ЗАДАНИЕ 1: Какая сумма осталась у рассказчика после уплаты государству 200 тысяч песет, согласно отрывку?
ЗАДАНИЕ 2: Перепишите из отрывка без изменений фрагмент, который начинается словами «Дни, проведенные в» и продолжается до слов «и хорошего товарища.» включительно.
ЗАДАНИЕ 3: Проверьте по отрывку три утверждения и для каждого ответьте «да» или «нет», дословно приведя решающие слова отрывка: (a) маршрут в Марокко проходил через Севилью и Гренаду; (b) расстояние до Гренады составляло 500 километров; (c) мать рассказчика похоронили в Мадриде.
#### ИСХОДНЫЙ ОТРЫВОК
Сообщив новость сестре и шурину, тоже удивившимся поступком доньи Амалии, я телеграфировал в Виторию матери. На следующий день в сопровождении шурина я вновь отправился к нотариусу, решив использовать свое право урегулировать вопрос о наследстве до отъезда в Марокко.

Однако дело затягивалось, поскольку необходимо было выполнить бесконечное количество формальностей. После уплаты государству 200 тысяч песет, мне оставалось 150 тысяч, что по тем временам считалось солидной суммой.

Жизнь мне улыбалась, я обладал отличным здоровьем, обожал свою профессию, пользовался симпатией товарищей, был абсолютно свободен, не имел никаких осложнений и располагал достаточными деньгами, чтобы позволить себе быть щедрым, а это приятная вещь. Казалось, все идет [82] прекрасно, но тут я получил самый жестокий в моей жизни удар: неожиданно умерла моя мать. Она приехала в Мадрид показаться врачам и скончалась в течение двух недель. Я отвез тело матери в Канильяс, чтобы похоронить в церковном пантеоне, рядом с ее сыном Мигелем, всегда питавшим к ней глубокое почтение.

Дни, проведенные в Канильясе, сильно подействовали на меня. Смерть матери оставила в моей жизни неизгладимый след. Впервые я почувствовал себя одиноким и узнал горечь невозместимой утраты.

Наконец пришел приказ отправляться в Марокко. Маршрут намечался такой: Мадрид — Севилья — Гренада, оттуда через море в Мелилью.

Мы старались как можно лучше подготовить машины к полету. В то время путешествие, которое нам предстояло совершить, было довольно серьезным. Наблюдателем ко мне назначили капитана Альфонсо Бурбона маркиза де Эскилаче — двоюродного брата короля, простого человека и хорошего товарища.

На первом этапе пути из-за поломок моторов потерпели аварию три самолета. Два из них после ремонта смогли продолжать полет, а третий, самолет Манолильо Каскона, на котором летел в качестве пассажира не кто иной, как сам командующий авиацией генерал Ортис де Эчагуэ, совершил посадку на вспаханном поле, скапотировал и основательно разбился. С экипажем ничего не случилось, но бедный Маноло был в отчаянии. Генерал чувствовал себя примерно так же, как Пепе Луна, то есть радовался, что столь дешево отделался и что газеты отвели этому событию много места.

В Севилье мы еще раз тщательно проверили моторы, так как многочисленные аварии вызывали у нас беспокойство. Но несмотря на принятые меры и небольшое расстояние до Гренады (250 километров), полет оказался тяжелым, но, к счастью, без жертв.

У меня первая авария произошла вблизи Кармона. Но мне удалось благополучно сесть на засеянном поле. Явились жандармы узнать наши имена, чтобы записать их в донесении об аварии. Когда Альфонсо назвал себя, они решили, что с ними шутят. Сержант очень почтительно, но серьезно попросил сообщить наши настоящие имена.
########
#### ИССЛЕДУЕМЫЕ ДАННЫЕ
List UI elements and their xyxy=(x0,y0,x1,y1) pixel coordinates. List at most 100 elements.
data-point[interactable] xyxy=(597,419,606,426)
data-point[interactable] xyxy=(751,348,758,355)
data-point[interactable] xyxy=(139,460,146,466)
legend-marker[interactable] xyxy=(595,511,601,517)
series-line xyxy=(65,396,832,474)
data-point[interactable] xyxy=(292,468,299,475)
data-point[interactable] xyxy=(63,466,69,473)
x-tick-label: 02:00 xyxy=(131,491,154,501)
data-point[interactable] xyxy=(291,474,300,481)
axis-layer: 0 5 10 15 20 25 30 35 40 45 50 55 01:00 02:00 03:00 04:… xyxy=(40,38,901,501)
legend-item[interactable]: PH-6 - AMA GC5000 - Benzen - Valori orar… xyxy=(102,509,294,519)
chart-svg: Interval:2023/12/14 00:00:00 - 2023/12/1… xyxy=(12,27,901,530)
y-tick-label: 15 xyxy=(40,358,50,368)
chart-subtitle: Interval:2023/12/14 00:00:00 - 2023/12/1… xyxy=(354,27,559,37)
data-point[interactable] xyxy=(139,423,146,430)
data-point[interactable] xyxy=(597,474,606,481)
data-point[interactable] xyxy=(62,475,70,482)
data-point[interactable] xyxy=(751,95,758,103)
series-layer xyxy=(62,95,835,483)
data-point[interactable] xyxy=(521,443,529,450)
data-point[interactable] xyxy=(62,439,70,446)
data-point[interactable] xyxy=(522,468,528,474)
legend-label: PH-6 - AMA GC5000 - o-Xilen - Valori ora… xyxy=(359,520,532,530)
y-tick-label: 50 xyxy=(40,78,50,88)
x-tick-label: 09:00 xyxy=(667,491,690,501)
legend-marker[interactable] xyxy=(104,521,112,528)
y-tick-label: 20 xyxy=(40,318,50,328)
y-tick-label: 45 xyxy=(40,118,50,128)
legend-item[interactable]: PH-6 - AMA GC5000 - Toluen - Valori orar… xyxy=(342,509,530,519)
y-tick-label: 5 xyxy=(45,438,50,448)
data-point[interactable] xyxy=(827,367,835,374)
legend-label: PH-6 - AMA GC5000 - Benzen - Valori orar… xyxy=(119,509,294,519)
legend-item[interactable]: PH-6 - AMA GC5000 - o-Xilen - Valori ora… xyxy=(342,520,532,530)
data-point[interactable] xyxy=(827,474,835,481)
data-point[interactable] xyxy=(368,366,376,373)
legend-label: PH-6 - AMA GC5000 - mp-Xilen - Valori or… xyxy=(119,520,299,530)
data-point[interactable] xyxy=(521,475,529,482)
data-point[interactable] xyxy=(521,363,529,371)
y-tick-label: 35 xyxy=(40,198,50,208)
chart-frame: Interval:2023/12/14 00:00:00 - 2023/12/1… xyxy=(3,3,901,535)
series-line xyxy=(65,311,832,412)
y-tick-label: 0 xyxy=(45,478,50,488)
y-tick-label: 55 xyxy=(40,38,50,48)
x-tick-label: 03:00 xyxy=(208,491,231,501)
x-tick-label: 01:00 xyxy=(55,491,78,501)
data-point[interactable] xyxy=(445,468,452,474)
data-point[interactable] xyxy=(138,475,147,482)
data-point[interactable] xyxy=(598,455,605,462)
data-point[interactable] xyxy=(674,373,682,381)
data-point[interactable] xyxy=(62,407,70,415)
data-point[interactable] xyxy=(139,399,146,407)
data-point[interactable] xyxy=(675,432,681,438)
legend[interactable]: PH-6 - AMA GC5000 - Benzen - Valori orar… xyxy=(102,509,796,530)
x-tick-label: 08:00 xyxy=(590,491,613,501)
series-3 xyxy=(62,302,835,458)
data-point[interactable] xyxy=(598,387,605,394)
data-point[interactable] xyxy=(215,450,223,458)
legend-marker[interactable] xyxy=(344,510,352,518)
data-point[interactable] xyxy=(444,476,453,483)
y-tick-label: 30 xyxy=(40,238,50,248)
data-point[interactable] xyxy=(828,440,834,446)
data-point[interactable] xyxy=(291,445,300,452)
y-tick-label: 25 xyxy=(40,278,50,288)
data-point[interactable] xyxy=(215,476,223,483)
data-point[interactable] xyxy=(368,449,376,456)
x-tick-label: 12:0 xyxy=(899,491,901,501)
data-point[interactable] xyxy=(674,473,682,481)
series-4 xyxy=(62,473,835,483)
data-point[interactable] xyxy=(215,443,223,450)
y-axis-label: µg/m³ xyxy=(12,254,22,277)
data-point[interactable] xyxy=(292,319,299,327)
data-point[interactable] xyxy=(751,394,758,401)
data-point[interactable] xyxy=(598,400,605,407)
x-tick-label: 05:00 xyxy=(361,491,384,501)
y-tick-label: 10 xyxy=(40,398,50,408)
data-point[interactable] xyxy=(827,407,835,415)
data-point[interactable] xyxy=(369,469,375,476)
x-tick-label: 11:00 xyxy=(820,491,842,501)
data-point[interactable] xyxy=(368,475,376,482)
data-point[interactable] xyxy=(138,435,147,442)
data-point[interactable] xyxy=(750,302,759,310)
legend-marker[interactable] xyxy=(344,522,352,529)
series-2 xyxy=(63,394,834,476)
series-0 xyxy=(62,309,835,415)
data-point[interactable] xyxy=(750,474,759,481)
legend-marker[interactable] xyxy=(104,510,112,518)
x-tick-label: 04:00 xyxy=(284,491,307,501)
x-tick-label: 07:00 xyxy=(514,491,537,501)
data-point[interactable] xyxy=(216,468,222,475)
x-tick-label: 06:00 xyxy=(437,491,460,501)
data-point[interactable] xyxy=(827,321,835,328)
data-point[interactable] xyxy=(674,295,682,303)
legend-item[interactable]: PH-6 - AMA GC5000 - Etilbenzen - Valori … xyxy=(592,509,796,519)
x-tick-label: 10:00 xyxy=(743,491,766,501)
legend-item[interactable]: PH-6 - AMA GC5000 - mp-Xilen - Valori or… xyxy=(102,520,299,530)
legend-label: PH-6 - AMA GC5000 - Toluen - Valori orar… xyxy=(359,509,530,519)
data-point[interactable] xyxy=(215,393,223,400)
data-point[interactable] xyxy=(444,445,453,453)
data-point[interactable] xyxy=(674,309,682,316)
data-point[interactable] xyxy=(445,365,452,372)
########
ПОЛЕ ОТВЕТА 1: 150 тысяч песет.

ПОЛЕ ОТВЕТА 2:
Дни, проведенные в Канильясе, сильно подействовали на меня. Смерть матери оставила в моей жизни неизгладимый след. Впервые я почувствовал себя одиноким и узнал горечь невозместимой утраты.

Наконец пришел приказ отправляться в Марокко. Маршрут намечался такой: Мадрид — Севилья — Гренада, оттуда через море в Мелилью.

Мы старались как можно лучше подготовить машины к полету. В то время путешествие, которое нам предстояло совершить, было довольно серьезным. Наблюдателем ко мне назначили капитана Альфонсо Бурбона маркиза де Эскилаче — двоюродного брата короля, простого человека и хорошего товарища.

ПОЛЕ ОТВЕТА 3:
(a) Да: «Маршрут намечался такой: Мадрид — Севилья — Гренада, оттуда через море в Мелилью».
(b) Нет: «небольшое расстояние до Гренады (250 километров)».
(c) Нет: «Я отвез тело матери в Канильяс, чтобы похоронить в церковном пантеоне».